#### Figure data in JSON
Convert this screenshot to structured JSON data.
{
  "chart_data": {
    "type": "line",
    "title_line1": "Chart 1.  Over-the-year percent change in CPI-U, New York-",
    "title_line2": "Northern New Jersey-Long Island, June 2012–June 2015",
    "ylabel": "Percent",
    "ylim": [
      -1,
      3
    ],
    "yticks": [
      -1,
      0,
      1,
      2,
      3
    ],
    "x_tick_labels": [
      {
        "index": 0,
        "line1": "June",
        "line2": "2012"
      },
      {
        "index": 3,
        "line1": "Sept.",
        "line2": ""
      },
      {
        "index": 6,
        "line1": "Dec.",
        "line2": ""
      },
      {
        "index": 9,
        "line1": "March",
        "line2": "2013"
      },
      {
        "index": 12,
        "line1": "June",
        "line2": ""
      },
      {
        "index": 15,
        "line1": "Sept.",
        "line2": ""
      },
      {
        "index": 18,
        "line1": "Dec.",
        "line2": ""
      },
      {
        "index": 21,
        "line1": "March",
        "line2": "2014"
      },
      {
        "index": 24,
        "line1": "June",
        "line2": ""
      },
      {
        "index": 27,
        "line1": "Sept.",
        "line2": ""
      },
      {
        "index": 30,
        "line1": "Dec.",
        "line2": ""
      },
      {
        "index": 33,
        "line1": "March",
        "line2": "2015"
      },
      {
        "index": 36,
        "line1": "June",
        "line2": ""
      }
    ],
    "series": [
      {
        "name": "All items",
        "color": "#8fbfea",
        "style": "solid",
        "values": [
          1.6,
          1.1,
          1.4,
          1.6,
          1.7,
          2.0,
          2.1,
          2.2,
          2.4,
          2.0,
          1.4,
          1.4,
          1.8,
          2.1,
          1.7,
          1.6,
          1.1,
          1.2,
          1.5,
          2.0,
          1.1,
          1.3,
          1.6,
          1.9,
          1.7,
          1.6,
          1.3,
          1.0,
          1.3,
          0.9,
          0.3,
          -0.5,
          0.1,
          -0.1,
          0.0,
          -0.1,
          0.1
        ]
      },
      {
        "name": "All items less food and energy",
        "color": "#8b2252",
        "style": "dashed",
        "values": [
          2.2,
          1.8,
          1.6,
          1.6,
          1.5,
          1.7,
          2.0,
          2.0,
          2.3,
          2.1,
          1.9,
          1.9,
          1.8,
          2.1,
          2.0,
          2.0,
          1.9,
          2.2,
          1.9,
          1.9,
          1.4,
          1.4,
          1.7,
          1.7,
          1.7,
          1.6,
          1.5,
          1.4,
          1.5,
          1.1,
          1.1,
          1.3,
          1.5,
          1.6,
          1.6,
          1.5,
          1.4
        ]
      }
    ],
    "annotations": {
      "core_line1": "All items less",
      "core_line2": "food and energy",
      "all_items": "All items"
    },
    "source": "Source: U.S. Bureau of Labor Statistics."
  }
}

#### OBJECTIVE
Return the entries in full, keeping every line exactly as it is.

#### RESPONSE TO THE TASK
Convert this screenshot to structured JSON data.
{
  "chart_data": {
    "type": "line",
    "title_line1": "Chart 1.  Over-the-year percent change in CPI-U, New York-",
    "title_line2": "Northern New Jersey-Long Island, June 2012–June 2015",
    "ylabel": "Percent",
    "ylim": [
      -1,
      3
    ],
    "yticks": [
      -1,
      0,
      1,
      2,
      3
    ],
    "x_tick_labels": [
      {
        "index": 0,
        "line1": "June",
        "line2": "2012"
      },
      {
        "index": 3,
        "line1": "Sept.",
        "line2": ""
      },
      {
        "index": 6,
        "line1": "Dec.",
        "line2": ""
      },
      {
        "index": 9,
        "line1": "March",
        "line2": "2013"
      },
      {
        "index": 12,
        "line1": "June",
        "line2": ""
      },
      {
        "index": 15,
        "line1": "Sept.",
        "line2": ""
      },
      {
        "index": 18,
        "line1": "Dec.",
        "line2": ""
      },
      {
        "index": 21,
        "line1": "March",
        "line2": "2014"
      },
      {
        "index": 24,
        "line1": "June",
        "line2": ""
      },
      {
        "index": 27,
        "line1": "Sept.",
        "line2": ""
      },
      {
        "index": 30,
        "line1": "Dec.",
        "line2": ""
      },
      {
        "index": 33,
        "line1": "March",
        "line2": "2015"
      },
      {
        "index": 36,
        "line1": "June",
        "line2": ""
      }
    ],
    "series": [
      {
        "name": "All items",
        "color": "#8fbfea",
        "style": "solid",
        "values": [
          1.6,
          1.1,
          1.4,
          1.6,
          1.7,
          2.0,
          2.1,
          2.2,
          2.4,
          2.0,
          1.4,
          1.4,
          1.8,
          2.1,
          1.7,
          1.6,
          1.1,
          1.2,
          1.5,
          2.0,
          1.1,
          1.3,
          1.6,
          1.9,
          1.7,
          1.6,
          1.3,
          1.0,
          1.3,
          0.9,
          0.3,
          -0.5,
          0.1,
          -0.1,
          0.0,
          -0.1,
          0.1
        ]
      },
      {
        "name": "All items less food and energy",
        "color": "#8b2252",
        "style": "dashed",
        "values": [
          2.2,
          1.8,
          1.6,
          1.6,
          1.5,
          1.7,
          2.0,
          2.0,
          2.3,
          2.1,
          1.9,
          1.9,
          1.8,
          2.1,
          2.0,
          2.0,
          1.9,
          2.2,
          1.9,
          1.9,
          1.4,
          1.4,
          1.7,
          1.7,
          1.7,
          1.6,
          1.5,
          1.4,
          1.5,
          1.1,
          1.1,
          1.3,
          1.5,
          1.6,
          1.6,
          1.5,
          1.4
        ]
      }
    ],
    "annotations": {
      "core_line1": "All items less",
      "core_line2": "food and energy",
      "all_items": "All items"
    },
    "source": "Source: U.S. Bureau of Labor Statistics."
  }
}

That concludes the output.